**Exercise objective:** Write out the listing below again, precisely as it is given.

## begin Stored records

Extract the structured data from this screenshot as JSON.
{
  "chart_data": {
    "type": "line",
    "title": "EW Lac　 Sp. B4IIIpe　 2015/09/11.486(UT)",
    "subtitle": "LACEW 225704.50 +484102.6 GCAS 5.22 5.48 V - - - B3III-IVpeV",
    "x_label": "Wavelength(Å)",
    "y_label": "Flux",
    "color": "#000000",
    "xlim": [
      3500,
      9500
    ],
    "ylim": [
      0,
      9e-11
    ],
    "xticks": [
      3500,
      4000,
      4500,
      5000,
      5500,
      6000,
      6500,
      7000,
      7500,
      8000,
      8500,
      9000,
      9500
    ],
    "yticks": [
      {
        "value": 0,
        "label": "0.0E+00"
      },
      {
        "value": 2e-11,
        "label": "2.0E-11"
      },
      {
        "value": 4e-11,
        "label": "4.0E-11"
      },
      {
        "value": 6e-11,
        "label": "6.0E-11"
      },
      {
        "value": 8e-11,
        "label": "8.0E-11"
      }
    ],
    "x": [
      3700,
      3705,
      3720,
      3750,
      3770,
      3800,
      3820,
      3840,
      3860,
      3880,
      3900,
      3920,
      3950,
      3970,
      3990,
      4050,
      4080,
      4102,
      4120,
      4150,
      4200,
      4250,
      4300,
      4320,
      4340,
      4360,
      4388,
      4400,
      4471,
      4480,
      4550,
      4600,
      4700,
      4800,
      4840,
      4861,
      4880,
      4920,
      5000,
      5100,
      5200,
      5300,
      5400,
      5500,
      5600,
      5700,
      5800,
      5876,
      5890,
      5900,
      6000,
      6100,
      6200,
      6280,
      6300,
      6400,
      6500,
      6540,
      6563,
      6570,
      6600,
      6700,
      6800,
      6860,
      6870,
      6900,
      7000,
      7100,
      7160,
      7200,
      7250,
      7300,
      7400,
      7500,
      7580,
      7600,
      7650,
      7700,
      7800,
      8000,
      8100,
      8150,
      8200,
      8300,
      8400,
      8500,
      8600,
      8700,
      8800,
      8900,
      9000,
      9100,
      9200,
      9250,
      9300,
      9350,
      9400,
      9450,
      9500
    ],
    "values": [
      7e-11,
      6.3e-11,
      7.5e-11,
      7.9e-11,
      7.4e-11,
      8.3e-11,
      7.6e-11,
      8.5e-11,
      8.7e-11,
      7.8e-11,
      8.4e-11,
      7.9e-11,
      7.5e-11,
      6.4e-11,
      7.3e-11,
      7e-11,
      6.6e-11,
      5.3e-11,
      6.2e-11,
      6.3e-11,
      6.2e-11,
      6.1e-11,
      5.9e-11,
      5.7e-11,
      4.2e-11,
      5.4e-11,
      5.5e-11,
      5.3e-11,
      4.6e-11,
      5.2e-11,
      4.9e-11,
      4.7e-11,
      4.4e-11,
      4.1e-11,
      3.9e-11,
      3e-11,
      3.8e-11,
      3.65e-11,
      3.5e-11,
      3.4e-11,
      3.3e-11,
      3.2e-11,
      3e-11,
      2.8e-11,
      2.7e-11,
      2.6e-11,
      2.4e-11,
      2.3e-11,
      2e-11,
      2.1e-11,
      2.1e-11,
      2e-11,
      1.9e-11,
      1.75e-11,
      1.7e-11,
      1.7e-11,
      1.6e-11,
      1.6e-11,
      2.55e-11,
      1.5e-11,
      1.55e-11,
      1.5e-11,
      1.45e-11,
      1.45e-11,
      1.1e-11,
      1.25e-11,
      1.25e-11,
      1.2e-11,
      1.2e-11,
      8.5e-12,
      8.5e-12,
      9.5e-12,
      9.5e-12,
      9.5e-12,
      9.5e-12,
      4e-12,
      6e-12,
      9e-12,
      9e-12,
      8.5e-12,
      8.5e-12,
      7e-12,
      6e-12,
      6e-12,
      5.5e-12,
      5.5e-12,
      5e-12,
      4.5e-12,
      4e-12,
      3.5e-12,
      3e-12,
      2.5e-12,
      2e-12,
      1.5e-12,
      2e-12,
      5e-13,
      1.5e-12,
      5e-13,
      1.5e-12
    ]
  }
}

## end Stored records

**Expected answer:**
Extract the structured data from this screenshot as JSON.
{
  "chart_data": {
    "type": "line",
    "title": "EW Lac　 Sp. B4IIIpe　 2015/09/11.486(UT)",
    "subtitle": "LACEW 225704.50 +484102.6 GCAS 5.22 5.48 V - - - B3III-IVpeV",
    "x_label": "Wavelength(Å)",
    "y_label": "Flux",
    "color": "#000000",
    "xlim": [
      3500,
      9500
    ],
    "ylim": [
      0,
      9e-11
    ],
    "xticks": [
      3500,
      4000,
      4500,
      5000,
      5500,
      6000,
      6500,
      7000,
      7500,
      8000,
      8500,
      9000,
      9500
    ],
    "yticks": [
      {
        "value": 0,
        "label": "0.0E+00"
      },
      {
        "value": 2e-11,
        "label": "2.0E-11"
      },
      {
        "value": 4e-11,
        "label": "4.0E-11"
      },
      {
        "value": 6e-11,
        "label": "6.0E-11"
      },
      {
        "value": 8e-11,
        "label": "8.0E-11"
      }
    ],
    "x": [
      3700,
      3705,
      3720,
      3750,
      3770,
      3800,
      3820,
      3840,
      3860,
      3880,
      3900,
      3920,
      3950,
      3970,
      3990,
      4050,
      4080,
      4102,
      4120,
      4150,
      4200,
      4250,
      4300,
      4320,
      4340,
      4360,
      4388,
      4400,
      4471,
      4480,
      4550,
      4600,
      4700,
      4800,
      4840,
      4861,
      4880,
      4920,
      5000,
      5100,
      5200,
      5300,
      5400,
      5500,
      5600,
      5700,
      5800,
      5876,
      5890,
      5900,
      6000,
      6100,
      6200,
      6280,
      6300,
      6400,
      6500,
      6540,
      6563,
      6570,
      6600,
      6700,
      6800,
      6860,
      6870,
      6900,
      7000,
      7100,
      7160,
      7200,
      7250,
      7300,
      7400,
      7500,
      7580,
      7600,
      7650,
      7700,
      7800,
      8000,
      8100,
      8150,
      8200,
      8300,
      8400,
      8500,
      8600,
      8700,
      8800,
      8900,
      9000,
      9100,
      9200,
      9250,
      9300,
      9350,
      9400,
      9450,
      9500
    ],
    "values": [
      7e-11,
      6.3e-11,
      7.5e-11,
      7.9e-11,
      7.4e-11,
      8.3e-11,
      7.6e-11,
      8.5e-11,
      8.7e-11,
      7.8e-11,
      8.4e-11,
      7.9e-11,
      7.5e-11,
      6.4e-11,
      7.3e-11,
      7e-11,
      6.6e-11,
      5.3e-11,
      6.2e-11,
      6.3e-11,
      6.2e-11,
      6.1e-11,
      5.9e-11,
      5.7e-11,
      4.2e-11,
      5.4e-11,
      5.5e-11,
      5.3e-11,
      4.6e-11,
      5.2e-11,
      4.9e-11,
      4.7e-11,
      4.4e-11,
      4.1e-11,
      3.9e-11,
      3e-11,
      3.8e-11,
      3.65e-11,
      3.5e-11,
      3.4e-11,
      3.3e-11,
      3.2e-11,
      3e-11,
      2.8e-11,
      2.7e-11,
      2.6e-11,
      2.4e-11,
      2.3e-11,
      2e-11,
      2.1e-11,
      2.1e-11,
      2e-11,
      1.9e-11,
      1.75e-11,
      1.7e-11,
      1.7e-11,
      1.6e-11,
      1.6e-11,
      2.55e-11,
      1.5e-11,
      1.55e-11,
      1.5e-11,
      1.45e-11,
      1.45e-11,
      1.1e-11,
      1.25e-11,
      1.25e-11,
      1.2e-11,
      1.2e-11,
      8.5e-12,
      8.5e-12,
      9.5e-12,
      9.5e-12,
      9.5e-12,
      9.5e-12,
      4e-12,
      6e-12,
      9e-12,
      9e-12,
      8.5e-12,
      8.5e-12,
      7e-12,
      6e-12,
      6e-12,
      5.5e-12,
      5.5e-12,
      5e-12,
      4.5e-12,
      4e-12,
      3.5e-12,
      3e-12,
      2.5e-12,
      2e-12,
      1.5e-12,
      2e-12,
      5e-13,
      1.5e-12,
      5e-13,
      1.5e-12
    ]
  }
}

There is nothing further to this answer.